Data items:
►

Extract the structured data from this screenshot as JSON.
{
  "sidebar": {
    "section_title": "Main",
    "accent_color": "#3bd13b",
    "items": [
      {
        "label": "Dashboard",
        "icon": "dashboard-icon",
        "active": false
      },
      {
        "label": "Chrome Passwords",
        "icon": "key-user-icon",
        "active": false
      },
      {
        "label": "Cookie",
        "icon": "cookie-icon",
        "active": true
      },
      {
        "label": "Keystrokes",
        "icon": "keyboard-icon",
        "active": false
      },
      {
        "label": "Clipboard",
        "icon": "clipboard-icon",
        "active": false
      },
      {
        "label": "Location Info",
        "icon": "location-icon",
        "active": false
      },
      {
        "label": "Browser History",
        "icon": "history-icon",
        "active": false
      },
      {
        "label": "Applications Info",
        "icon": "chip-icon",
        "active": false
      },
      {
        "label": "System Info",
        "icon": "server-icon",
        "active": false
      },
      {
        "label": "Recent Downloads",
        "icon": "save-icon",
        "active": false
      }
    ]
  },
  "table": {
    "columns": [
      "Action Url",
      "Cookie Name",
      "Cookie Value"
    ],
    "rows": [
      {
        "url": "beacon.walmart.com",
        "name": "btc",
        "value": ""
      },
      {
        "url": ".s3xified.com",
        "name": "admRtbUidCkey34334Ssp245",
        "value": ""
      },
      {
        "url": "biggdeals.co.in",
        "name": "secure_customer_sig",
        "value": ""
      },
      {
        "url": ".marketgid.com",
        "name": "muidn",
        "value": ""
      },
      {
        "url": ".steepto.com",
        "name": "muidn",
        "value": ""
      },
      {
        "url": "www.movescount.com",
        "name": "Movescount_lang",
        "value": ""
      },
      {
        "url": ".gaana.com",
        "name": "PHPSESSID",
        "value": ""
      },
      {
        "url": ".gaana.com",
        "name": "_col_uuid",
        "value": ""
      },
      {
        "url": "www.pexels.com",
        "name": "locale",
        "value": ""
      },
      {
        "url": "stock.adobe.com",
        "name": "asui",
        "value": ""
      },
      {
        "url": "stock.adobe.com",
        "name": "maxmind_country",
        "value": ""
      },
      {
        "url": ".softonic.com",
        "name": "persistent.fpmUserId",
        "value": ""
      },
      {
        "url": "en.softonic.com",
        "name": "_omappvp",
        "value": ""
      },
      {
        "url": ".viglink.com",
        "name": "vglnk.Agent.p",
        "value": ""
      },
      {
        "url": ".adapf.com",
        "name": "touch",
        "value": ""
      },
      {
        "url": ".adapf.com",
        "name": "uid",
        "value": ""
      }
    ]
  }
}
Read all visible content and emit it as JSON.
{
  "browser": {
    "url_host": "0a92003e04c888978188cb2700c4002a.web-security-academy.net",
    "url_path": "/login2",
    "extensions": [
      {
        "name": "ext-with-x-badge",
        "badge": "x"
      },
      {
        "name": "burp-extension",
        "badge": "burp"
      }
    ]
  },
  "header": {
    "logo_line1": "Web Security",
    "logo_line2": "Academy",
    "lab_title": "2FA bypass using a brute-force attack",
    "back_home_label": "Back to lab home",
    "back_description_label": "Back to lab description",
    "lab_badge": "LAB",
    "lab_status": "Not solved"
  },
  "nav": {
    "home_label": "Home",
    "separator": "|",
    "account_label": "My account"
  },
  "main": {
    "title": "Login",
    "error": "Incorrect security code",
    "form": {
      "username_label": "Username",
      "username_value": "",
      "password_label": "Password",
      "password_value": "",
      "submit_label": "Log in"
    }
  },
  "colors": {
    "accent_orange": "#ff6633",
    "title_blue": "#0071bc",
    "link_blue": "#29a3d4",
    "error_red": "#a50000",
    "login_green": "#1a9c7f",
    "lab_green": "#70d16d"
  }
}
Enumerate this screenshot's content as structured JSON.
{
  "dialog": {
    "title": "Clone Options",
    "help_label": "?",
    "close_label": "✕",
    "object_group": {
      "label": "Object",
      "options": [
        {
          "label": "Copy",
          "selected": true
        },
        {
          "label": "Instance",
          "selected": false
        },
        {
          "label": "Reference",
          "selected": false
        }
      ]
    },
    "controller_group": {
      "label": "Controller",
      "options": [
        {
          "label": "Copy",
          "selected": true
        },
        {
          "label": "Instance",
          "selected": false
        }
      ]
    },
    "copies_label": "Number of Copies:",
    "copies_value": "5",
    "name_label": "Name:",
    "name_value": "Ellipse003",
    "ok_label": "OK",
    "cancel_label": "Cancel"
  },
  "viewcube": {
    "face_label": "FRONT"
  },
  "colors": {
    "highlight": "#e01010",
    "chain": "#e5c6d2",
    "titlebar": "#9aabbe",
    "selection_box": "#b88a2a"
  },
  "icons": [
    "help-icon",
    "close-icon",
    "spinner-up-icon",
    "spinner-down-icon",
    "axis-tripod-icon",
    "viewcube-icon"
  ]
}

◄

Written task:
Each line of the listing above should be output exactly.

The response:
Extract the structured data from this screenshot as JSON.
{
  "sidebar": {
    "section_title": "Main",
    "accent_color": "#3bd13b",
    "items": [
      {
        "label": "Dashboard",
        "icon": "dashboard-icon",
        "active": false
      },
      {
        "label": "Chrome Passwords",
        "icon": "key-user-icon",
        "active": false
      },
      {
        "label": "Cookie",
        "icon": "cookie-icon",
        "active": true
      },
      {
        "label": "Keystrokes",
        "icon": "keyboard-icon",
        "active": false
      },
      {
        "label": "Clipboard",
        "icon": "clipboard-icon",
        "active": false
      },
      {
        "label": "Location Info",
        "icon": "location-icon",
        "active": false
      },
      {
        "label": "Browser History",
        "icon": "history-icon",
        "active": false
      },
      {
        "label": "Applications Info",
        "icon": "chip-icon",
        "active": false
      },
      {
        "label": "System Info",
        "icon": "server-icon",
        "active": false
      },
      {
        "label": "Recent Downloads",
        "icon": "save-icon",
        "active": false
      }
    ]
  },
  "table": {
    "columns": [
      "Action Url",
      "Cookie Name",
      "Cookie Value"
    ],
    "rows": [
      {
        "url": "beacon.walmart.com",
        "name": "btc",
        "value": ""
      },
      {
        "url": ".s3xified.com",
        "name": "admRtbUidCkey34334Ssp245",
        "value": ""
      },
      {
        "url": "biggdeals.co.in",
        "name": "secure_customer_sig",
        "value": ""
      },
      {
        "url": ".marketgid.com",
        "name": "muidn",
        "value": ""
      },
      {
        "url": ".steepto.com",
        "name": "muidn",
        "value": ""
      },
      {
        "url": "www.movescount.com",
        "name": "Movescount_lang",
        "value": ""
      },
      {
        "url": ".gaana.com",
        "name": "PHPSESSID",
        "value": ""
      },
      {
        "url": ".gaana.com",
        "name": "_col_uuid",
        "value": ""
      },
      {
        "url": "www.pexels.com",
        "name": "locale",
        "value": ""
      },
      {
        "url": "stock.adobe.com",
        "name": "asui",
        "value": ""
      },
      {
        "url": "stock.adobe.com",
        "name": "maxmind_country",
        "value": ""
      },
      {
        "url": ".softonic.com",
        "name": "persistent.fpmUserId",
        "value": ""
      },
      {
        "url": "en.softonic.com",
        "name": "_omappvp",
        "value": ""
      },
      {
        "url": ".viglink.com",
        "name": "vglnk.Agent.p",
        "value": ""
      },
      {
        "url": ".adapf.com",
        "name": "touch",
        "value": ""
      },
      {
        "url": ".adapf.com",
        "name": "uid",
        "value": ""
      }
    ]
  }
}
Read all visible content and emit it as JSON.
{
  "browser": {
    "url_host": "0a92003e04c888978188cb2700c4002a.web-security-academy.net",
    "url_path": "/login2",
    "extensions": [
      {
        "name": "ext-with-x-badge",
        "badge": "x"
      },
      {
        "name": "burp-extension",
        "badge": "burp"
      }
    ]
  },
  "header": {
    "logo_line1": "Web Security",
    "logo_line2": "Academy",
    "lab_title": "2FA bypass using a brute-force attack",
    "back_home_label": "Back to lab home",
    "back_description_label": "Back to lab description",
    "lab_badge": "LAB",
    "lab_status": "Not solved"
  },
  "nav": {
    "home_label": "Home",
    "separator": "|",
    "account_label": "My account"
  },
  "main": {
    "title": "Login",
    "error": "Incorrect security code",
    "form": {
      "username_label": "Username",
      "username_value": "",
      "password_label": "Password",
      "password_value": "",
      "submit_label": "Log in"
    }
  },
  "colors": {
    "accent_orange": "#ff6633",
    "title_blue": "#0071bc",
    "link_blue": "#29a3d4",
    "error_red": "#a50000",
    "login_green": "#1a9c7f",
    "lab_green": "#70d16d"
  }
}
Enumerate this screenshot's content as structured JSON.
{
  "dialog": {
    "title": "Clone Options",
    "help_label": "?",
    "close_label": "✕",
    "object_group": {
      "label": "Object",
      "options": [
        {
          "label": "Copy",
          "selected": true
        },
        {
          "label": "Instance",
          "selected": false
        },
        {
          "label": "Reference",
          "selected": false
        }
      ]
    },
    "controller_group": {
      "label": "Controller",
      "options": [
        {
          "label": "Copy",
          "selected": true
        },
        {
          "label": "Instance",
          "selected": false
        }
      ]
    },
    "copies_label": "Number of Copies:",
    "copies_value": "5",
    "name_label": "Name:",
    "name_value": "Ellipse003",
    "ok_label": "OK",
    "cancel_label": "Cancel"
  },
  "viewcube": {
    "face_label": "FRONT"
  },
  "colors": {
    "highlight": "#e01010",
    "chain": "#e5c6d2",
    "titlebar": "#9aabbe",
    "selection_box": "#b88a2a"
  },
  "icons": [
    "help-icon",
    "close-icon",
    "spinner-up-icon",
    "spinner-down-icon",
    "axis-tripod-icon",
    "viewcube-icon"
  ]
}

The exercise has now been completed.